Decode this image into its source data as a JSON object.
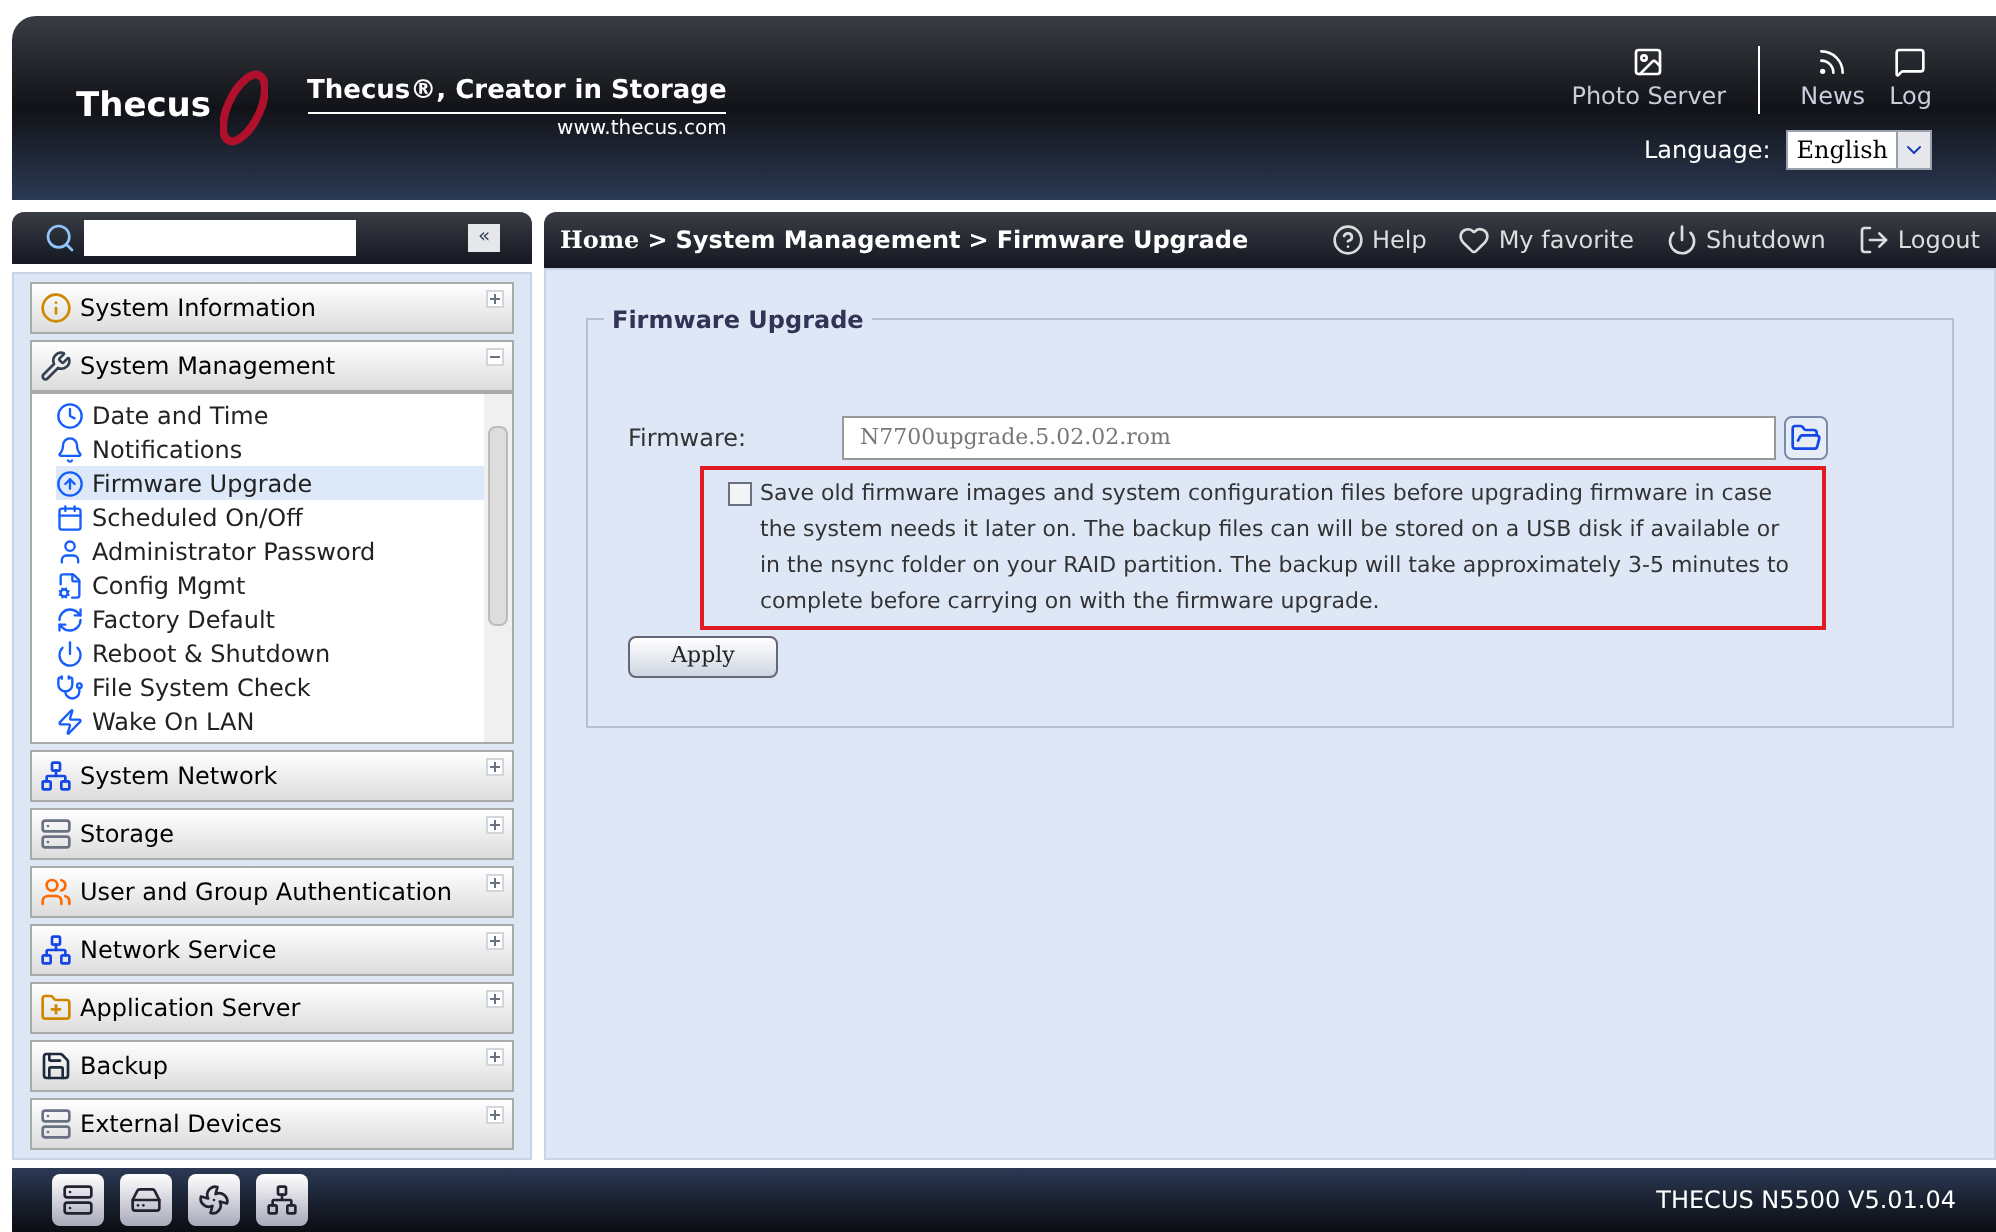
{
  "header": {
    "logo": "Thecus",
    "tagline": "Thecus®, Creator in Storage",
    "website": "www.thecus.com",
    "shortcuts": [
      {
        "kind": "photo",
        "label": "Photo Server"
      },
      {
        "kind": "news",
        "label": "News"
      },
      {
        "kind": "log",
        "label": "Log"
      }
    ],
    "language_label": "Language:",
    "language_value": "English"
  },
  "sidebar": {
    "collapse": "«",
    "categories": [
      {
        "kind": "info",
        "label": "System Information",
        "expanded": false
      },
      {
        "kind": "tools",
        "label": "System Management",
        "expanded": true,
        "children": [
          {
            "kind": "clock",
            "label": "Date and Time",
            "selected": false
          },
          {
            "kind": "bell",
            "label": "Notifications",
            "selected": false
          },
          {
            "kind": "upgrade",
            "label": "Firmware Upgrade",
            "selected": true
          },
          {
            "kind": "calendar",
            "label": "Scheduled On/Off",
            "selected": false
          },
          {
            "kind": "user",
            "label": "Administrator Password",
            "selected": false
          },
          {
            "kind": "config",
            "label": "Config Mgmt",
            "selected": false
          },
          {
            "kind": "reset",
            "label": "Factory Default",
            "selected": false
          },
          {
            "kind": "power",
            "label": "Reboot & Shutdown",
            "selected": false
          },
          {
            "kind": "check",
            "label": "File System Check",
            "selected": false
          },
          {
            "kind": "wake",
            "label": "Wake On LAN",
            "selected": false
          }
        ]
      },
      {
        "kind": "network",
        "label": "System Network",
        "expanded": false
      },
      {
        "kind": "storage",
        "label": "Storage",
        "expanded": false
      },
      {
        "kind": "users",
        "label": "User and Group Authentication",
        "expanded": false
      },
      {
        "kind": "network",
        "label": "Network Service",
        "expanded": false
      },
      {
        "kind": "folder",
        "label": "Application Server",
        "expanded": false
      },
      {
        "kind": "backup",
        "label": "Backup",
        "expanded": false
      },
      {
        "kind": "storage",
        "label": "External Devices",
        "expanded": false
      }
    ]
  },
  "toolbar": {
    "breadcrumb": [
      "Home",
      "System Management",
      "Firmware Upgrade"
    ],
    "separator": ">",
    "actions": [
      {
        "kind": "help",
        "label": "Help"
      },
      {
        "kind": "favorite",
        "label": "My favorite"
      },
      {
        "kind": "shutdown",
        "label": "Shutdown"
      },
      {
        "kind": "logout",
        "label": "Logout"
      }
    ]
  },
  "panel": {
    "title": "Firmware Upgrade",
    "firmware_label": "Firmware:",
    "firmware_value": "N7700upgrade.5.02.02.rom",
    "backup_checked": false,
    "backup_text": "Save old firmware images and system configuration files before upgrading firmware in case the system needs it later on. The backup files can will be stored on a USB disk if available or in the nsync folder on your RAID partition. The backup will take approximately 3-5 minutes to complete before carrying on with the firmware upgrade.",
    "apply": "Apply"
  },
  "footer": {
    "status_icons": [
      {
        "kind": "server"
      },
      {
        "kind": "disk"
      },
      {
        "kind": "fan"
      },
      {
        "kind": "network"
      }
    ],
    "version": "THECUS N5500 V5.01.04"
  }
}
★ ★ ★ ★ ★
**What is being asked:** Quote the preceding listing precisely and completely, omitting its images.

**Result of this task:**
Decode this image into its source data as a JSON object.
{
  "header": {
    "logo": "Thecus",
    "tagline": "Thecus®, Creator in Storage",
    "website": "www.thecus.com",
    "shortcuts": [
      {
        "kind": "photo",
        "label": "Photo Server"
      },
      {
        "kind": "news",
        "label": "News"
      },
      {
        "kind": "log",
        "label": "Log"
      }
    ],
    "language_label": "Language:",
    "language_value": "English"
  },
  "sidebar": {
    "collapse": "«",
    "categories": [
      {
        "kind": "info",
        "label": "System Information",
        "expanded": false
      },
      {
        "kind": "tools",
        "label": "System Management",
        "expanded": true,
        "children": [
          {
            "kind": "clock",
            "label": "Date and Time",
            "selected": false
          },
          {
            "kind": "bell",
            "label": "Notifications",
            "selected": false
          },
          {
            "kind": "upgrade",
            "label": "Firmware Upgrade",
            "selected": true
          },
          {
            "kind": "calendar",
            "label": "Scheduled On/Off",
            "selected": false
          },
          {
            "kind": "user",
            "label": "Administrator Password",
            "selected": false
          },
          {
            "kind": "config",
            "label": "Config Mgmt",
            "selected": false
          },
          {
            "kind": "reset",
            "label": "Factory Default",
            "selected": false
          },
          {
            "kind": "power",
            "label": "Reboot & Shutdown",
            "selected": false
          },
          {
            "kind": "check",
            "label": "File System Check",
            "selected": false
          },
          {
            "kind": "wake",
            "label": "Wake On LAN",
            "selected": false
          }
        ]
      },
      {
        "kind": "network",
        "label": "System Network",
        "expanded": false
      },
      {
        "kind": "storage",
        "label": "Storage",
        "expanded": false
      },
      {
        "kind": "users",
        "label": "User and Group Authentication",
        "expanded": false
      },
      {
        "kind": "network",
        "label": "Network Service",
        "expanded": false
      },
      {
        "kind": "folder",
        "label": "Application Server",
        "expanded": false
      },
      {
        "kind": "backup",
        "label": "Backup",
        "expanded": false
      },
      {
        "kind": "storage",
        "label": "External Devices",
        "expanded": false
      }
    ]
  },
  "toolbar": {
    "breadcrumb": [
      "Home",
      "System Management",
      "Firmware Upgrade"
    ],
    "separator": ">",
    "actions": [
      {
        "kind": "help",
        "label": "Help"
      },
      {
        "kind": "favorite",
        "label": "My favorite"
      },
      {
        "kind": "shutdown",
        "label": "Shutdown"
      },
      {
        "kind": "logout",
        "label": "Logout"
      }
    ]
  },
  "panel": {
    "title": "Firmware Upgrade",
    "firmware_label": "Firmware:",
    "firmware_value": "N7700upgrade.5.02.02.rom",
    "backup_checked": false,
    "backup_text": "Save old firmware images and system configuration files before upgrading firmware in case the system needs it later on. The backup files can will be stored on a USB disk if available or in the nsync folder on your RAID partition. The backup will take approximately 3-5 minutes to complete before carrying on with the firmware upgrade.",
    "apply": "Apply"
  },
  "footer": {
    "status_icons": [
      {
        "kind": "server"
      },
      {
        "kind": "disk"
      },
      {
        "kind": "fan"
      },
      {
        "kind": "network"
      }
    ],
    "version": "THECUS N5500 V5.01.04"
  }
}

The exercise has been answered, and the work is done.